What you should do: In your copy, include every line of the listing below exactly but none of the pictures.

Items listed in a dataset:

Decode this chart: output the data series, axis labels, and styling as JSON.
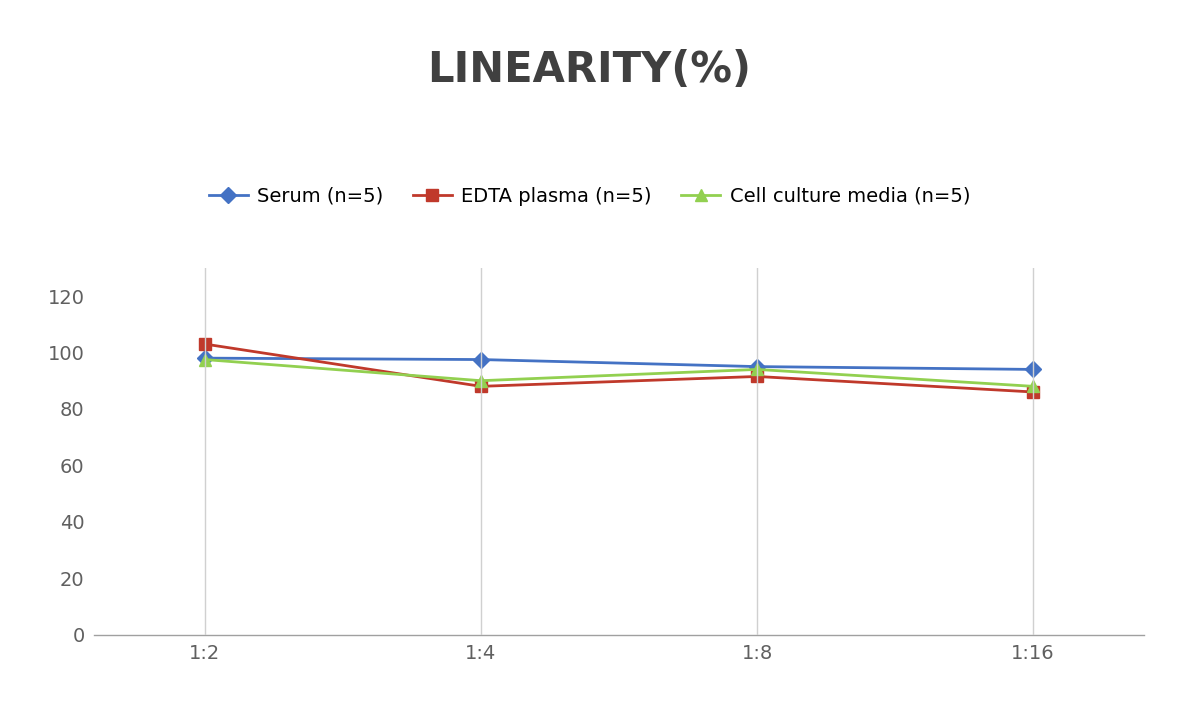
{
  "title": "LINEARITY(%)",
  "title_fontsize": 30,
  "title_fontweight": "bold",
  "title_color": "#404040",
  "x_labels": [
    "1:2",
    "1:4",
    "1:8",
    "1:16"
  ],
  "x_positions": [
    0,
    1,
    2,
    3
  ],
  "series": [
    {
      "label": "Serum (n=5)",
      "values": [
        98,
        97.5,
        95,
        94
      ],
      "color": "#4472C4",
      "marker": "D",
      "marker_size": 8,
      "linewidth": 2
    },
    {
      "label": "EDTA plasma (n=5)",
      "values": [
        103,
        88,
        91.5,
        86
      ],
      "color": "#C0392B",
      "marker": "s",
      "marker_size": 8,
      "linewidth": 2
    },
    {
      "label": "Cell culture media (n=5)",
      "values": [
        97.5,
        90,
        94,
        88
      ],
      "color": "#92D050",
      "marker": "^",
      "marker_size": 8,
      "linewidth": 2
    }
  ],
  "ylim": [
    0,
    130
  ],
  "yticks": [
    0,
    20,
    40,
    60,
    80,
    100,
    120
  ],
  "background_color": "#ffffff",
  "grid_color": "#d0d0d0",
  "legend_fontsize": 14,
  "axis_tick_fontsize": 14,
  "tick_color": "#606060"
}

Answer to this exercise:
Decode this chart: output the data series, axis labels, and styling as JSON.
{
  "title": "LINEARITY(%)",
  "title_fontsize": 30,
  "title_fontweight": "bold",
  "title_color": "#404040",
  "x_labels": [
    "1:2",
    "1:4",
    "1:8",
    "1:16"
  ],
  "x_positions": [
    0,
    1,
    2,
    3
  ],
  "series": [
    {
      "label": "Serum (n=5)",
      "values": [
        98,
        97.5,
        95,
        94
      ],
      "color": "#4472C4",
      "marker": "D",
      "marker_size": 8,
      "linewidth": 2
    },
    {
      "label": "EDTA plasma (n=5)",
      "values": [
        103,
        88,
        91.5,
        86
      ],
      "color": "#C0392B",
      "marker": "s",
      "marker_size": 8,
      "linewidth": 2
    },
    {
      "label": "Cell culture media (n=5)",
      "values": [
        97.5,
        90,
        94,
        88
      ],
      "color": "#92D050",
      "marker": "^",
      "marker_size": 8,
      "linewidth": 2
    }
  ],
  "ylim": [
    0,
    130
  ],
  "yticks": [
    0,
    20,
    40,
    60,
    80,
    100,
    120
  ],
  "background_color": "#ffffff",
  "grid_color": "#d0d0d0",
  "legend_fontsize": 14,
  "axis_tick_fontsize": 14,
  "tick_color": "#606060"
}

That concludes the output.